[Data entries]

☆ ☆ ☆ ☆ ☆ ☆ ☆

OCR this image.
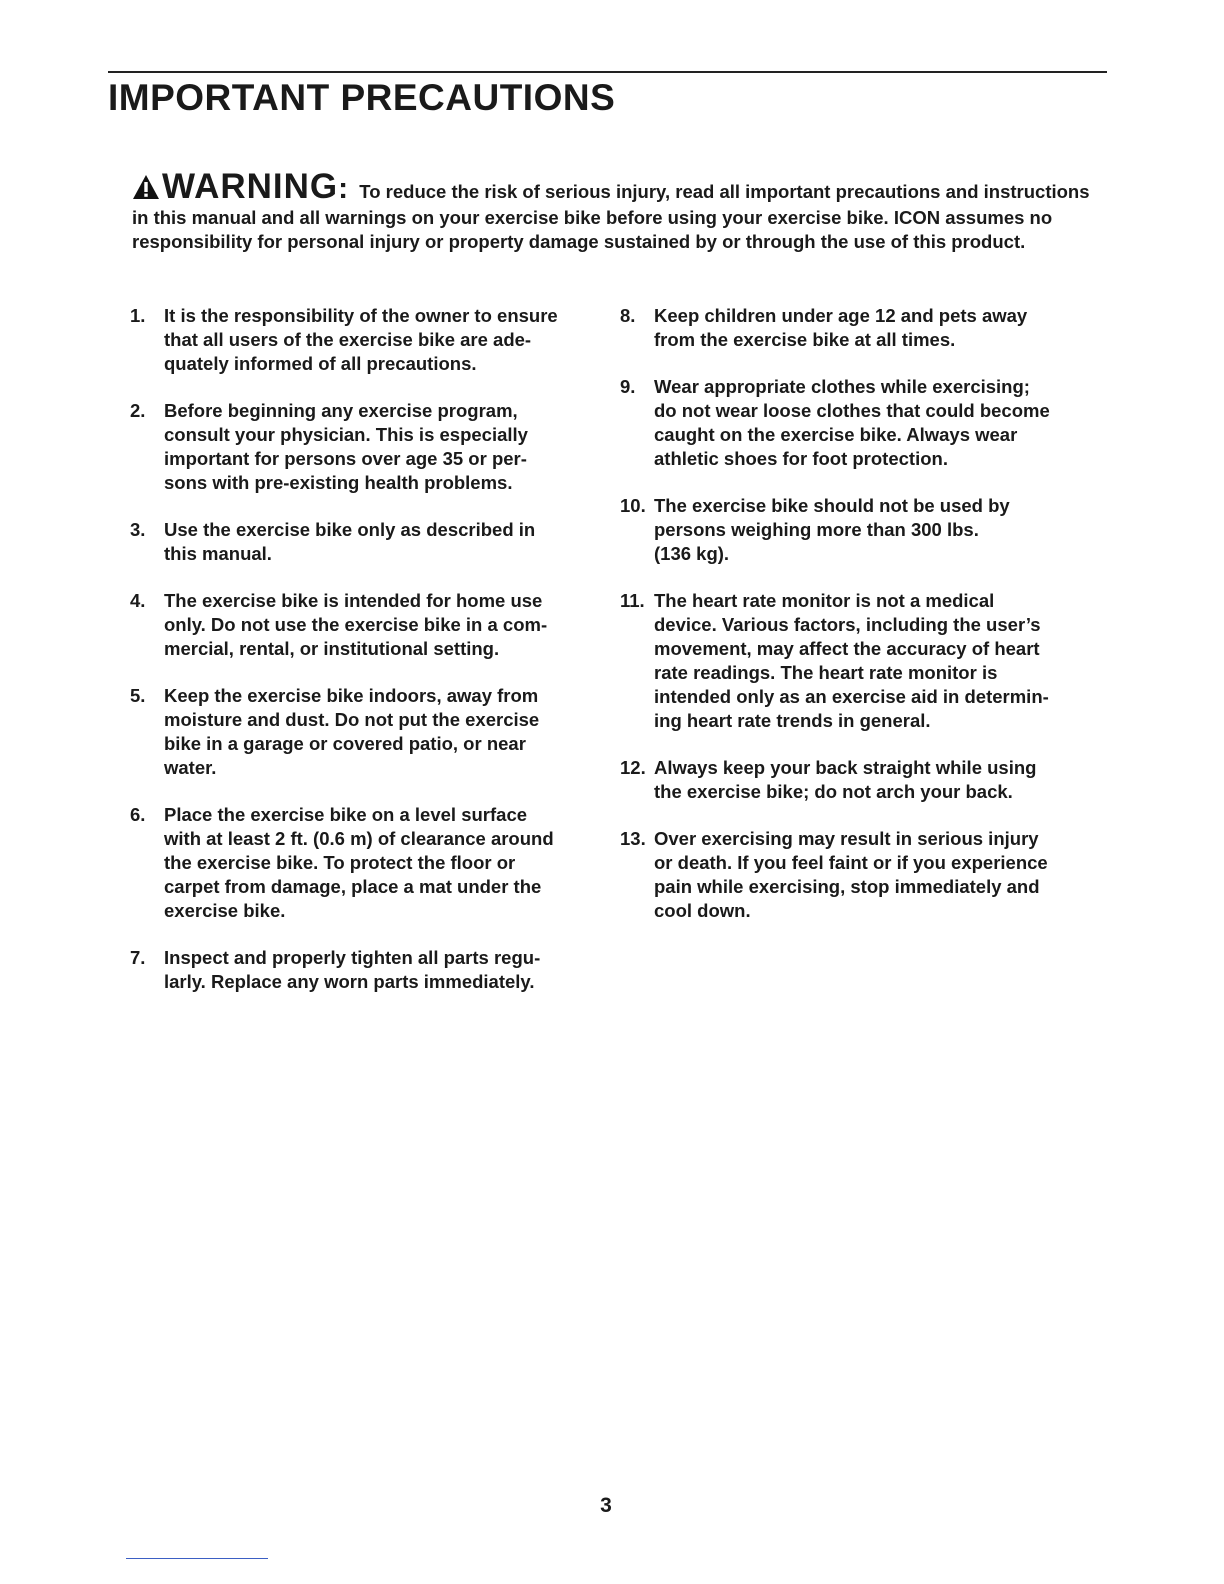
IMPORTANT PRECAUTIONS
WARNING: To reduce the risk of serious injury, read all important precautions and instructions in this manual and all warnings on your exercise bike before using your exercise bike. ICON assumes no responsibility for personal injury or property damage sustained by or through the use of this product.
1. It is the responsibility of the owner to ensure
that all users of the exercise bike are ade-
quately informed of all precautions.
2. Before beginning any exercise program,
consult your physician. This is especially
important for persons over age 35 or per-
sons with pre-existing health problems.
3. Use the exercise bike only as described in
this manual.
4. The exercise bike is intended for home use
only. Do not use the exercise bike in a com-
mercial, rental, or institutional setting.
5. Keep the exercise bike indoors, away from
moisture and dust. Do not put the exercise
bike in a garage or covered patio, or near
water.
6. Place the exercise bike on a level surface
with at least 2 ft. (0.6 m) of clearance around
the exercise bike. To protect the floor or
carpet from damage, place a mat under the
exercise bike.
7. Inspect and properly tighten all parts regu-
larly. Replace any worn parts immediately.
8. Keep children under age 12 and pets away
from the exercise bike at all times.
9. Wear appropriate clothes while exercising;
do not wear loose clothes that could become
caught on the exercise bike. Always wear
athletic shoes for foot protection.
10. The exercise bike should not be used by
persons weighing more than 300 lbs.
(136 kg).
11. The heart rate monitor is not a medical
device. Various factors, including the user’s
movement, may affect the accuracy of heart
rate readings. The heart rate monitor is
intended only as an exercise aid in determin-
ing heart rate trends in general.
12. Always keep your back straight while using
the exercise bike; do not arch your back.
13. Over exercising may result in serious injury
or death. If you feel faint or if you experience
pain while exercising, stop immediately and
cool down.
3
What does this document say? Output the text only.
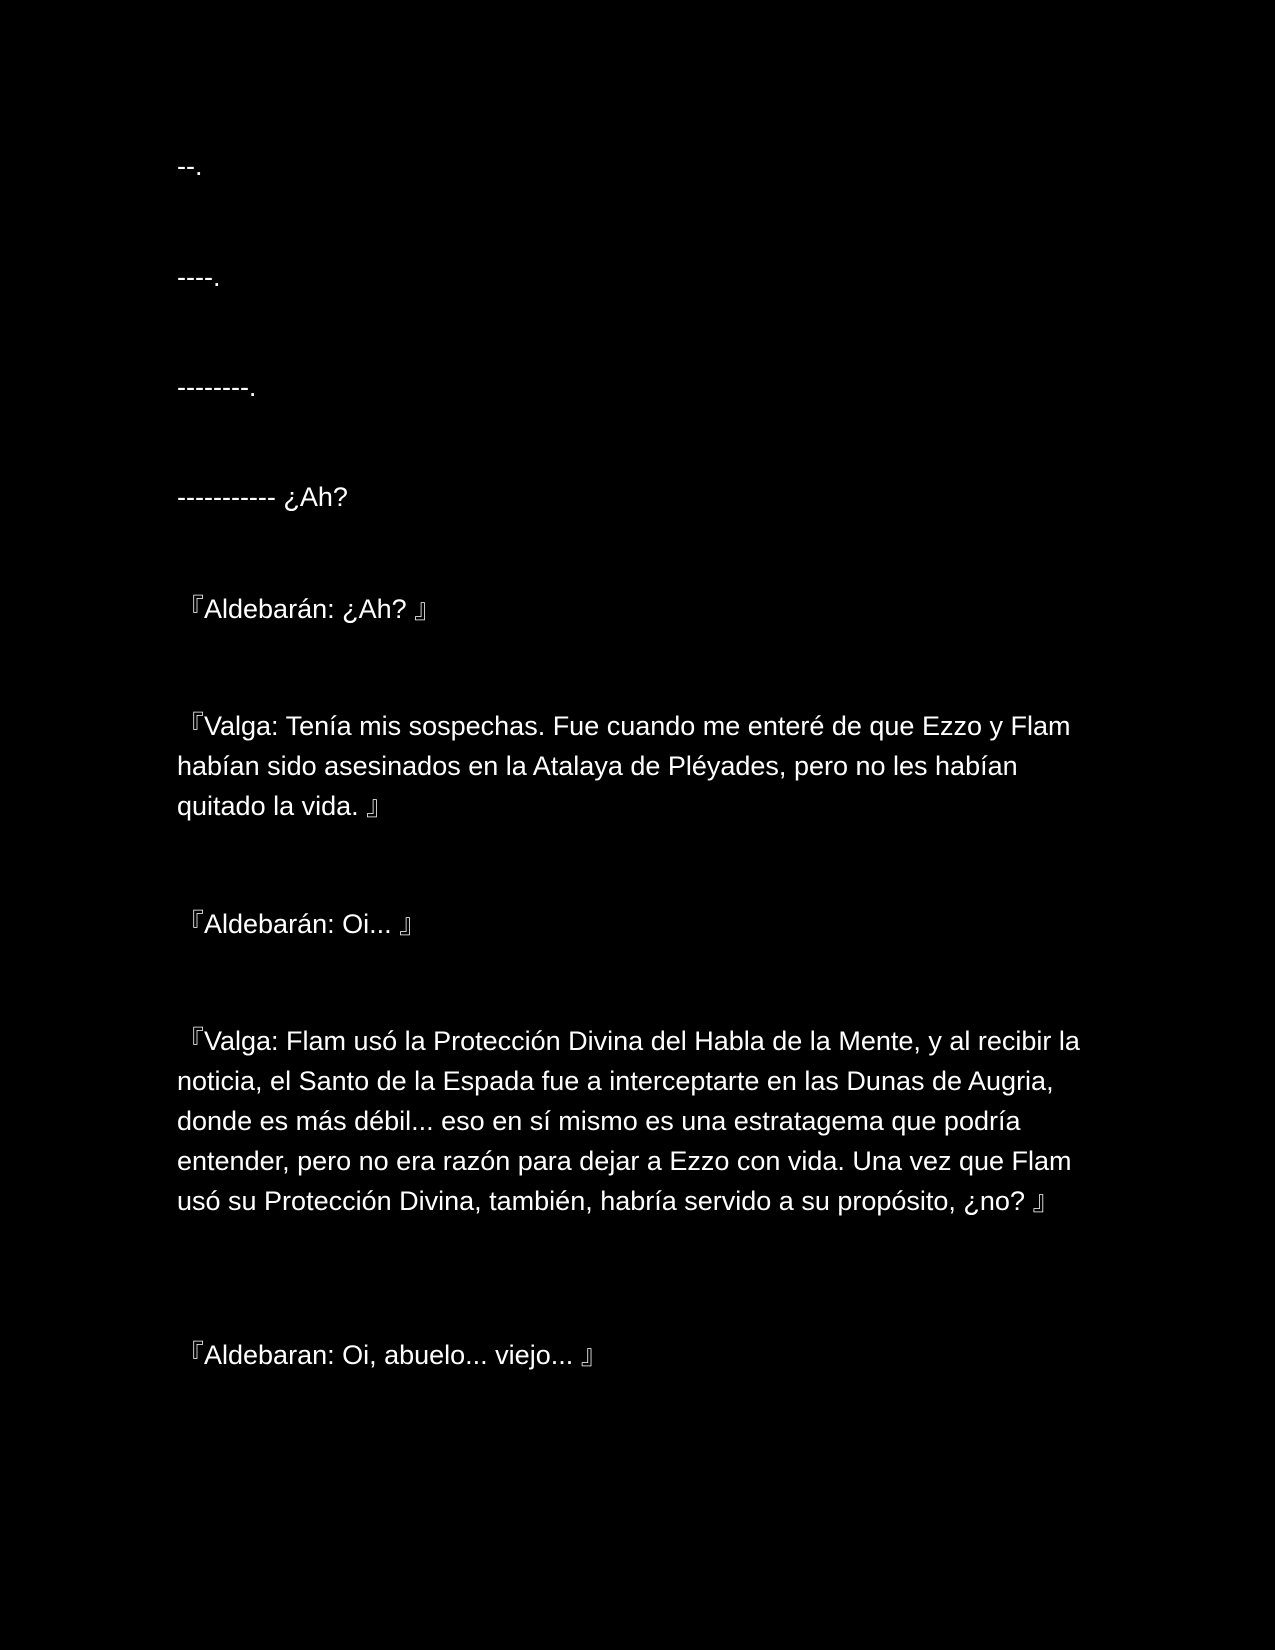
--.

----.

--------.

----------- ¿Ah?

『Aldebarán: ¿Ah? 』

『Valga: Tenía mis sospechas. Fue cuando me enteré de que Ezzo y Flam habían sido asesinados en la Atalaya de Pléyades, pero no les habían quitado la vida. 』

『Aldebarán: Oi... 』

『Valga: Flam usó la Protección Divina del Habla de la Mente, y al recibir la noticia, el Santo de la Espada fue a interceptarte en las Dunas de Augria, donde es más débil... eso en sí mismo es una estratagema que podría entender, pero no era razón para dejar a Ezzo con vida. Una vez que Flam usó su Protección Divina, también, habría servido a su propósito, ¿no? 』

『Aldebaran: Oi, abuelo... viejo... 』
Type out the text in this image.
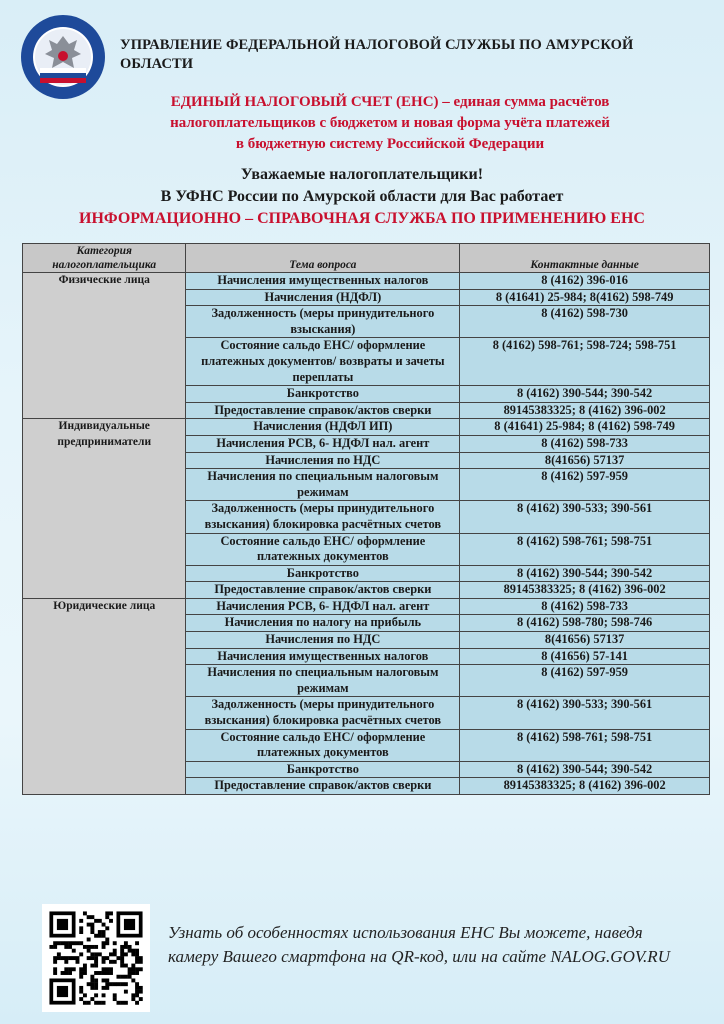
УПРАВЛЕНИЕ ФЕДЕРАЛЬНОЙ НАЛОГОВОЙ СЛУЖБЫ ПО АМУРСКОЙ ОБЛАСТИ
ЕДИНЫЙ НАЛОГОВЫЙ СЧЕТ (ЕНС) – единая сумма расчётов
налогоплательщиков с бюджетом и новая форма учёта платежей
в бюджетную систему Российской Федерации
Уважаемые налогоплательщики!
В УФНС России по Амурской области для Вас работает
ИНФОРМАЦИОННО – СПРАВОЧНАЯ СЛУЖБА ПО ПРИМЕНЕНИЮ ЕНС
Категория налогоплательщика	Тема вопроса	Контактные данные
Физические лица	Начисления имущественных налогов	8 (4162) 396-016
	Начисления (НДФЛ)	8 (41641) 25-984; 8(4162) 598-749
	Задолженность (меры принудительного взыскания)	8 (4162) 598-730
	Состояние сальдо ЕНС/ оформление платежных документов/ возвраты и зачеты переплаты	8 (4162) 598-761; 598-724; 598-751
	Банкротство	8 (4162) 390-544; 390-542
	Предоставление справок/актов сверки	89145383325; 8 (4162) 396-002
Индивидуальные предприниматели	Начисления (НДФЛ ИП)	8 (41641) 25-984; 8 (4162) 598-749
	Начисления РСВ, 6- НДФЛ нал. агент	8 (4162) 598-733
	Начисления по НДС	8(41656) 57137
	Начисления по специальным налоговым режимам	8 (4162) 597-959
	Задолженность (меры принудительного взыскания) блокировка расчётных счетов	8 (4162) 390-533; 390-561
	Состояние сальдо ЕНС/ оформление платежных документов	8 (4162) 598-761; 598-751
	Банкротство	8 (4162) 390-544; 390-542
	Предоставление справок/актов сверки	89145383325; 8 (4162) 396-002
Юридические лица	Начисления РСВ, 6- НДФЛ нал. агент	8 (4162) 598-733
	Начисления по налогу на прибыль	8 (4162) 598-780; 598-746
	Начисления по НДС	8(41656) 57137
	Начисления имущественных налогов	8 (41656) 57-141
	Начисления по специальным налоговым режимам	8 (4162) 597-959
	Задолженность (меры принудительного взыскания) блокировка расчётных счетов	8 (4162) 390-533; 390-561
	Состояние сальдо ЕНС/ оформление платежных документов	8 (4162) 598-761; 598-751
	Банкротство	8 (4162) 390-544; 390-542
	Предоставление справок/актов сверки	89145383325; 8 (4162) 396-002
Узнать об особенностях использования ЕНС Вы можете, наведя камеру Вашего смартфона на QR-код, или на сайте NALOG.GOV.RU
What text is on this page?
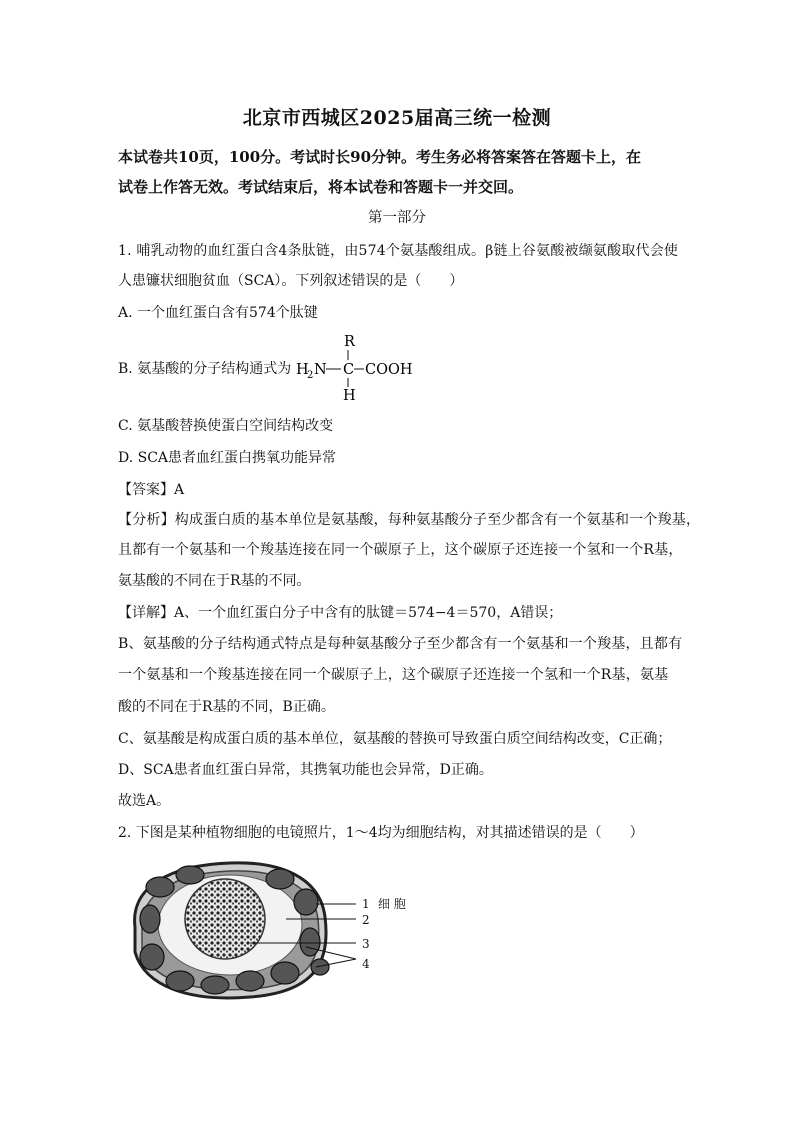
北京市西城区2025届高三统一检测
本试卷共10页，100分。考试时长90分钟。考生务必将答案答在答题卡上，在
试卷上作答无效。考试结束后，将本试卷和答题卡一并交回。
第一部分
1. 哺乳动物的血红蛋白含4条肽链，由574个氨基酸组成。β链上谷氨酸被缬氨酸取代会使
人患镰状细胞贫血（SCA）。下列叙述错误的是（　　）
A. 一个血红蛋白含有574个肽键
B. 氨基酸的分子结构通式为
R
H
2 N C COOH
H
C. 氨基酸替换使蛋白空间结构改变
D. SCA患者血红蛋白携氧功能异常
【答案】A
【分析】构成蛋白质的基本单位是氨基酸，每种氨基酸分子至少都含有一个氨基和一个羧基，
且都有一个氨基和一个羧基连接在同一个碳原子上，这个碳原子还连接一个氢和一个R基，
氨基酸的不同在于R基的不同。
【详解】A、一个血红蛋白分子中含有的肽键＝574−4＝570，A错误；
B、氨基酸的分子结构通式特点是每种氨基酸分子至少都含有一个氨基和一个羧基，且都有
一个氨基和一个羧基连接在同一个碳原子上，这个碳原子还连接一个氢和一个R基，氨基
酸的不同在于R基的不同，B正确。
C、氨基酸是构成蛋白质的基本单位，氨基酸的替换可导致蛋白质空间结构改变，C正确；
D、SCA患者血红蛋白异常，其携氧功能也会异常，D正确。
故选A。
2. 下图是某种植物细胞的电镜照片，1～4均为细胞结构，对其描述错误的是（　　）
1
2
3
4
细 胞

☆ ☆ ☆ ☆ ☆ ☆ ☆

→ Description of the task
Repeat the preceding records precisely, and leave every picture out of the copy.

→ Finished answer
OCR this image.
IMPORTANT PRECAUTIONS
WARNING: To reduce the risk of serious injury, read all important precautions and instructions in this manual and all warnings on your exercise bike before using your exercise bike. ICON assumes no responsibility for personal injury or property damage sustained by or through the use of this product.
1. It is the responsibility of the owner to ensure
that all users of the exercise bike are ade-
quately informed of all precautions.
2. Before beginning any exercise program,
consult your physician. This is especially
important for persons over age 35 or per-
sons with pre-existing health problems.
3. Use the exercise bike only as described in
this manual.
4. The exercise bike is intended for home use
only. Do not use the exercise bike in a com-
mercial, rental, or institutional setting.
5. Keep the exercise bike indoors, away from
moisture and dust. Do not put the exercise
bike in a garage or covered patio, or near
water.
6. Place the exercise bike on a level surface
with at least 2 ft. (0.6 m) of clearance around
the exercise bike. To protect the floor or
carpet from damage, place a mat under the
exercise bike.
7. Inspect and properly tighten all parts regu-
larly. Replace any worn parts immediately.
8. Keep children under age 12 and pets away
from the exercise bike at all times.
9. Wear appropriate clothes while exercising;
do not wear loose clothes that could become
caught on the exercise bike. Always wear
athletic shoes for foot protection.
10. The exercise bike should not be used by
persons weighing more than 300 lbs.
(136 kg).
11. The heart rate monitor is not a medical
device. Various factors, including the user’s
movement, may affect the accuracy of heart
rate readings. The heart rate monitor is
intended only as an exercise aid in determin-
ing heart rate trends in general.
12. Always keep your back straight while using
the exercise bike; do not arch your back.
13. Over exercising may result in serious injury
or death. If you feel faint or if you experience
pain while exercising, stop immediately and
cool down.
3
What does this document say? Output the text only.
--.

----.

--------.

----------- ¿Ah?

『Aldebarán: ¿Ah? 』

『Valga: Tenía mis sospechas. Fue cuando me enteré de que Ezzo y Flam habían sido asesinados en la Atalaya de Pléyades, pero no les habían quitado la vida. 』

『Aldebarán: Oi... 』

『Valga: Flam usó la Protección Divina del Habla de la Mente, y al recibir la noticia, el Santo de la Espada fue a interceptarte en las Dunas de Augria, donde es más débil... eso en sí mismo es una estratagema que podría entender, pero no era razón para dejar a Ezzo con vida. Una vez que Flam usó su Protección Divina, también, habría servido a su propósito, ¿no? 』

『Aldebaran: Oi, abuelo... viejo... 』
Type out the text in this image.
УПРАВЛЕНИЕ ФЕДЕРАЛЬНОЙ НАЛОГОВОЙ СЛУЖБЫ ПО АМУРСКОЙ ОБЛАСТИ
ЕДИНЫЙ НАЛОГОВЫЙ СЧЕТ (ЕНС) – единая сумма расчётов
налогоплательщиков с бюджетом и новая форма учёта платежей
в бюджетную систему Российской Федерации
Уважаемые налогоплательщики!
В УФНС России по Амурской области для Вас работает
ИНФОРМАЦИОННО – СПРАВОЧНАЯ СЛУЖБА ПО ПРИМЕНЕНИЮ ЕНС
Категория налогоплательщика	Тема вопроса	Контактные данные
Физические лица	Начисления имущественных налогов	8 (4162) 396-016
	Начисления (НДФЛ)	8 (41641) 25-984; 8(4162) 598-749
	Задолженность (меры принудительного взыскания)	8 (4162) 598-730
	Состояние сальдо ЕНС/ оформление платежных документов/ возвраты и зачеты переплаты	8 (4162) 598-761; 598-724; 598-751
	Банкротство	8 (4162) 390-544; 390-542
	Предоставление справок/актов сверки	89145383325; 8 (4162) 396-002
Индивидуальные предприниматели	Начисления (НДФЛ ИП)	8 (41641) 25-984; 8 (4162) 598-749
	Начисления РСВ, 6- НДФЛ нал. агент	8 (4162) 598-733
	Начисления по НДС	8(41656) 57137
	Начисления по специальным налоговым режимам	8 (4162) 597-959
	Задолженность (меры принудительного взыскания) блокировка расчётных счетов	8 (4162) 390-533; 390-561
	Состояние сальдо ЕНС/ оформление платежных документов	8 (4162) 598-761; 598-751
	Банкротство	8 (4162) 390-544; 390-542
	Предоставление справок/актов сверки	89145383325; 8 (4162) 396-002
Юридические лица	Начисления РСВ, 6- НДФЛ нал. агент	8 (4162) 598-733
	Начисления по налогу на прибыль	8 (4162) 598-780; 598-746
	Начисления по НДС	8(41656) 57137
	Начисления имущественных налогов	8 (41656) 57-141
	Начисления по специальным налоговым режимам	8 (4162) 597-959
	Задолженность (меры принудительного взыскания) блокировка расчётных счетов	8 (4162) 390-533; 390-561
	Состояние сальдо ЕНС/ оформление платежных документов	8 (4162) 598-761; 598-751
	Банкротство	8 (4162) 390-544; 390-542
	Предоставление справок/актов сверки	89145383325; 8 (4162) 396-002
Узнать об особенностях использования ЕНС Вы можете, наведя камеру Вашего смартфона на QR-код, или на сайте NALOG.GOV.RU
What text is on this page?
北京市西城区2025届高三统一检测
本试卷共10页，100分。考试时长90分钟。考生务必将答案答在答题卡上，在
试卷上作答无效。考试结束后，将本试卷和答题卡一并交回。
第一部分
1. 哺乳动物的血红蛋白含4条肽链，由574个氨基酸组成。β链上谷氨酸被缬氨酸取代会使
人患镰状细胞贫血（SCA）。下列叙述错误的是（　　）
A. 一个血红蛋白含有574个肽键
B. 氨基酸的分子结构通式为
R
H
2 N C COOH
H
C. 氨基酸替换使蛋白空间结构改变
D. SCA患者血红蛋白携氧功能异常
【答案】A
【分析】构成蛋白质的基本单位是氨基酸，每种氨基酸分子至少都含有一个氨基和一个羧基，
且都有一个氨基和一个羧基连接在同一个碳原子上，这个碳原子还连接一个氢和一个R基，
氨基酸的不同在于R基的不同。
【详解】A、一个血红蛋白分子中含有的肽键＝574−4＝570，A错误；
B、氨基酸的分子结构通式特点是每种氨基酸分子至少都含有一个氨基和一个羧基，且都有
一个氨基和一个羧基连接在同一个碳原子上，这个碳原子还连接一个氢和一个R基，氨基
酸的不同在于R基的不同，B正确。
C、氨基酸是构成蛋白质的基本单位，氨基酸的替换可导致蛋白质空间结构改变，C正确；
D、SCA患者血红蛋白异常，其携氧功能也会异常，D正确。
故选A。
2. 下图是某种植物细胞的电镜照片，1～4均为细胞结构，对其描述错误的是（　　）
1
2
3
4
细 胞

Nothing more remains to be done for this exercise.